* Begin *

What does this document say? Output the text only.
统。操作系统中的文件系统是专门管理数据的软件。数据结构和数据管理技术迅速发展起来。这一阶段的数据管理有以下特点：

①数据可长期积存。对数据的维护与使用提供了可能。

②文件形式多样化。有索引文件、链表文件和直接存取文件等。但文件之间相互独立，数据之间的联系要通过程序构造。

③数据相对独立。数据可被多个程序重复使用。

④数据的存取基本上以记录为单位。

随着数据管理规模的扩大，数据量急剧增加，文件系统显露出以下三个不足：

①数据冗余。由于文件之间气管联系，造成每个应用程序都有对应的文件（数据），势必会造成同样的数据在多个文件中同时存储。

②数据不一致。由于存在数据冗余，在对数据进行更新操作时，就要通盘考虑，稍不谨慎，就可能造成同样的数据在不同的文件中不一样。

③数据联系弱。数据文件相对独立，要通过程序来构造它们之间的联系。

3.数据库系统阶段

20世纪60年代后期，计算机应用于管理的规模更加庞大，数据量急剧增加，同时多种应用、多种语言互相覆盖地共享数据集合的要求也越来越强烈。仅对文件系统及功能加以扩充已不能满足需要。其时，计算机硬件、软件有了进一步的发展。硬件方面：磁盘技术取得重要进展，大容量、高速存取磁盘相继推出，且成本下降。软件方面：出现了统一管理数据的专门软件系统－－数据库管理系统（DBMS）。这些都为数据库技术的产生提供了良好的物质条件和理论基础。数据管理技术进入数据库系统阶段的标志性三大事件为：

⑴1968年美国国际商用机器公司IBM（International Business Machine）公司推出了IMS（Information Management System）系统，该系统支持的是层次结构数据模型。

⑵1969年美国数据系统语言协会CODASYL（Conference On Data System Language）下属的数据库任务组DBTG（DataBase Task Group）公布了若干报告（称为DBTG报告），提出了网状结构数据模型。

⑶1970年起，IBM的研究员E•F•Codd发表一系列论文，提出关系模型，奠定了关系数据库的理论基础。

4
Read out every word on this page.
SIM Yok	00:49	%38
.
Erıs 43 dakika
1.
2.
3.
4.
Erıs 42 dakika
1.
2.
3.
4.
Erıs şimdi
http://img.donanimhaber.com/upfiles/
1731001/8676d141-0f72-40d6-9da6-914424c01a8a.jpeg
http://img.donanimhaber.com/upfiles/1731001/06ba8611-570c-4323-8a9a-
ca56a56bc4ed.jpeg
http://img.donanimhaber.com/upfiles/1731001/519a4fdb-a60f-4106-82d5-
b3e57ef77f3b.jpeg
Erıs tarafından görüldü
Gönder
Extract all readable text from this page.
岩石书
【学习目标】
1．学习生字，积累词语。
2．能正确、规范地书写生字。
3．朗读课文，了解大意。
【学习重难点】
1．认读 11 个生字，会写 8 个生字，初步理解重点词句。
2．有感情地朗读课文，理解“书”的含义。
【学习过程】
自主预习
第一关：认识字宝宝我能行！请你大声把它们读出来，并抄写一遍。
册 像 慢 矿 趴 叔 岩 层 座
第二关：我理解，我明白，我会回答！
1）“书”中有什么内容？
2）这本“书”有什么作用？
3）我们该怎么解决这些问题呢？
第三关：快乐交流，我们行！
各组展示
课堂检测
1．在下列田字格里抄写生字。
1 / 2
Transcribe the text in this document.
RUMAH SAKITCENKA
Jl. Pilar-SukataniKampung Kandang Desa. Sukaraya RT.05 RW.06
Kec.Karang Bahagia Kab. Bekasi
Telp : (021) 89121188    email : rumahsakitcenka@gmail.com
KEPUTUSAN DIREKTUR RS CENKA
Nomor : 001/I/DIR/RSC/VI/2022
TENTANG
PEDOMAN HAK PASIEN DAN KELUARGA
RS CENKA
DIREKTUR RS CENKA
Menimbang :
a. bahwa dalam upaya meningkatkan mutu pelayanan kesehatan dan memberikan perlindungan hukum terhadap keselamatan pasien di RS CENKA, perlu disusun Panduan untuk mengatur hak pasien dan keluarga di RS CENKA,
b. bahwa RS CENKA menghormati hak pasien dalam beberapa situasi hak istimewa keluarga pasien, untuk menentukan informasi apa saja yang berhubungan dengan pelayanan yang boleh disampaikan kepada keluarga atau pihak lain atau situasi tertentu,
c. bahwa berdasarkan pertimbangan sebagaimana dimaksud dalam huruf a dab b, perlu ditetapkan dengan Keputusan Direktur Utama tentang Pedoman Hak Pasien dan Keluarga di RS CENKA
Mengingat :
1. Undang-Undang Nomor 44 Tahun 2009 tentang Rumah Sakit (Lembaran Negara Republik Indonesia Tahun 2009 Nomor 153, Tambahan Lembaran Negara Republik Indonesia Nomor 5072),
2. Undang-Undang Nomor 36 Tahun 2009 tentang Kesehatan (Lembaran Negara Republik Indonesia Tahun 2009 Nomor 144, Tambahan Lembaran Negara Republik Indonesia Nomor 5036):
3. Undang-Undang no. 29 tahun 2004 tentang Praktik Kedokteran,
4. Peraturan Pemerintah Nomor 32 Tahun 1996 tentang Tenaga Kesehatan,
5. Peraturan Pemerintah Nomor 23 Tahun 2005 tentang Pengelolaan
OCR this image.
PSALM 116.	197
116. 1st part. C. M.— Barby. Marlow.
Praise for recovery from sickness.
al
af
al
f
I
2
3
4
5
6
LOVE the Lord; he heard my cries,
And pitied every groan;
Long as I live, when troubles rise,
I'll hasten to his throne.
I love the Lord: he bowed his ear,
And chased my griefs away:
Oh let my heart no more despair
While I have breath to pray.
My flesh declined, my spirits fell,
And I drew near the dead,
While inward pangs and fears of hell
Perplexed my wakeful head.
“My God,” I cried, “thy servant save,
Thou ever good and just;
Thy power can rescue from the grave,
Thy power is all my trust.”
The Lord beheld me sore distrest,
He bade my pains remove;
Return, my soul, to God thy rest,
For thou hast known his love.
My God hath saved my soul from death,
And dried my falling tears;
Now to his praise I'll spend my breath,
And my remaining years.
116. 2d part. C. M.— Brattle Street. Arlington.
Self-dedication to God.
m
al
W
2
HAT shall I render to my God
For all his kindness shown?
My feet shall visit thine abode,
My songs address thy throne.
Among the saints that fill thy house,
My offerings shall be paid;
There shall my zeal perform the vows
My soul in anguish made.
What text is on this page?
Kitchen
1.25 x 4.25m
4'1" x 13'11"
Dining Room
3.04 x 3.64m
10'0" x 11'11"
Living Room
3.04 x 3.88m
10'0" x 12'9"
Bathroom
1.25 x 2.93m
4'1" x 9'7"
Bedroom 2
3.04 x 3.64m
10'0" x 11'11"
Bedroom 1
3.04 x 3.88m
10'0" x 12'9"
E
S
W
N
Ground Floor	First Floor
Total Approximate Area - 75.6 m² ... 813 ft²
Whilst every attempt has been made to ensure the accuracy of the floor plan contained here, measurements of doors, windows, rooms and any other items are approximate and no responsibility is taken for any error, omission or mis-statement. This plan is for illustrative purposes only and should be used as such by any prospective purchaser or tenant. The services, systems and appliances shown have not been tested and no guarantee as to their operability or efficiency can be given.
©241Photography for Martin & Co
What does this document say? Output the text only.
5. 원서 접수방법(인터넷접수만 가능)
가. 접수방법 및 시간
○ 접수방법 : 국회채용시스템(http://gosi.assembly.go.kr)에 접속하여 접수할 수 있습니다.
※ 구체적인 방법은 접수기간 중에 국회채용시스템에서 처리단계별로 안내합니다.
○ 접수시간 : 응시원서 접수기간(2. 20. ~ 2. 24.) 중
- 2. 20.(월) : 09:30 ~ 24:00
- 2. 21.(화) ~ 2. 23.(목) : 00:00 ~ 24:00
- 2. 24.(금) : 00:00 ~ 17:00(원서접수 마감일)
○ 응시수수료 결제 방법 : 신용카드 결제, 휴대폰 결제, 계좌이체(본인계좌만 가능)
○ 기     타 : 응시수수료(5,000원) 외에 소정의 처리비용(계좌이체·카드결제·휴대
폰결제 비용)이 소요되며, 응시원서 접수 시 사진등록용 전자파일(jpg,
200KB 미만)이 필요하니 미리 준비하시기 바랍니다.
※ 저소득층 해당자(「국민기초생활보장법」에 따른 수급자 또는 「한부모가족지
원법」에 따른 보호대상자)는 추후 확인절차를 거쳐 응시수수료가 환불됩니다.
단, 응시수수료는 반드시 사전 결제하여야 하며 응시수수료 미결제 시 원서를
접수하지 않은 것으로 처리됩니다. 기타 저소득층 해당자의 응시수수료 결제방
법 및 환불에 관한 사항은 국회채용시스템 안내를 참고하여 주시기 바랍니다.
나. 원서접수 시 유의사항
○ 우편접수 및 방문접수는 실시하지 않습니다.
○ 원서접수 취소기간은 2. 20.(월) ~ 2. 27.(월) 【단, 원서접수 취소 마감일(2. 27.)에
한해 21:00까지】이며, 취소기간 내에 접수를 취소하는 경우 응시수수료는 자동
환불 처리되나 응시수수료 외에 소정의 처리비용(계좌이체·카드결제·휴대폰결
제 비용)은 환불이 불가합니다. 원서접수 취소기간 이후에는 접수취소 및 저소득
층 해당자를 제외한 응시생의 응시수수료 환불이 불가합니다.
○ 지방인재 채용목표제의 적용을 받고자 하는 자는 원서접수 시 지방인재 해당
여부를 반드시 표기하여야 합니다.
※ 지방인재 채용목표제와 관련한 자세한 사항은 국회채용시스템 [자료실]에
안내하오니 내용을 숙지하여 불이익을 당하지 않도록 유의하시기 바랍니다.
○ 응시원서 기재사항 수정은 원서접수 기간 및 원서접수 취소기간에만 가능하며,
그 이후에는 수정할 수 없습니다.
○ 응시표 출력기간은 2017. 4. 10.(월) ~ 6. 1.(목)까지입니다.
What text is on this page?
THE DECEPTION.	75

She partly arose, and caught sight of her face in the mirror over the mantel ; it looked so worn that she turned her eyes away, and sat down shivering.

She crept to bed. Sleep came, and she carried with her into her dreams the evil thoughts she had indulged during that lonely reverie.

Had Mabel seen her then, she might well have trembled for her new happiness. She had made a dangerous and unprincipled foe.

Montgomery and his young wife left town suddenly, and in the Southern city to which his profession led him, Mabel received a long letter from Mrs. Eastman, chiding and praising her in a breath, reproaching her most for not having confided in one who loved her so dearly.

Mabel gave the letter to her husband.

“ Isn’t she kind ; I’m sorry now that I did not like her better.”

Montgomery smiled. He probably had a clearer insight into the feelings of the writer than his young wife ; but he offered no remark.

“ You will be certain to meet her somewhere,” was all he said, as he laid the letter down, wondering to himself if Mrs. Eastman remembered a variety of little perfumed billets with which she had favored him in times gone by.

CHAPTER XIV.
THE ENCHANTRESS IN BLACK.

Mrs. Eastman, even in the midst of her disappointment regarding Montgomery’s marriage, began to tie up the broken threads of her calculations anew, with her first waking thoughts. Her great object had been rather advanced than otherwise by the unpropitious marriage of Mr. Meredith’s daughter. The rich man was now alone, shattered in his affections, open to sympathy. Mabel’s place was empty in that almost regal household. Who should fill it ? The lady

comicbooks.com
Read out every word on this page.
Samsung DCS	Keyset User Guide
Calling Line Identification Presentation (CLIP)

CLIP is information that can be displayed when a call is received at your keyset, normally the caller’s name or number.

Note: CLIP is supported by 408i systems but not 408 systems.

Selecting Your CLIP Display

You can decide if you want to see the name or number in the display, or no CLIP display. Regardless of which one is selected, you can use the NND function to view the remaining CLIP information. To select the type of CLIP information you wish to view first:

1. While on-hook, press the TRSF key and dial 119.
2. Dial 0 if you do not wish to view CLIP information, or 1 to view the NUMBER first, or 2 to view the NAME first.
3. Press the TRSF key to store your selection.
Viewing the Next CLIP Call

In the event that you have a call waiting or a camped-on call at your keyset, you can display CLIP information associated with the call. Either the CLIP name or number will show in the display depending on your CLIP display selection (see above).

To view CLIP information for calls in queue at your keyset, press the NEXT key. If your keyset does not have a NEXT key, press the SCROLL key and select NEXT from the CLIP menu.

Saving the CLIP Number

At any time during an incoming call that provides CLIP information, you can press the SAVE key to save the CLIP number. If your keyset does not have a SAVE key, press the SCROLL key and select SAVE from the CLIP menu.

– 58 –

* End *

● **Required task**: Pull out and copy each line containing the string "이후에는".

● **Result for this task**:
제 비용)은 환불이 불가합니다. 원서접수 취소기간 이후에는 접수취소 및 저소득
그 이후에는 수정할 수 없습니다.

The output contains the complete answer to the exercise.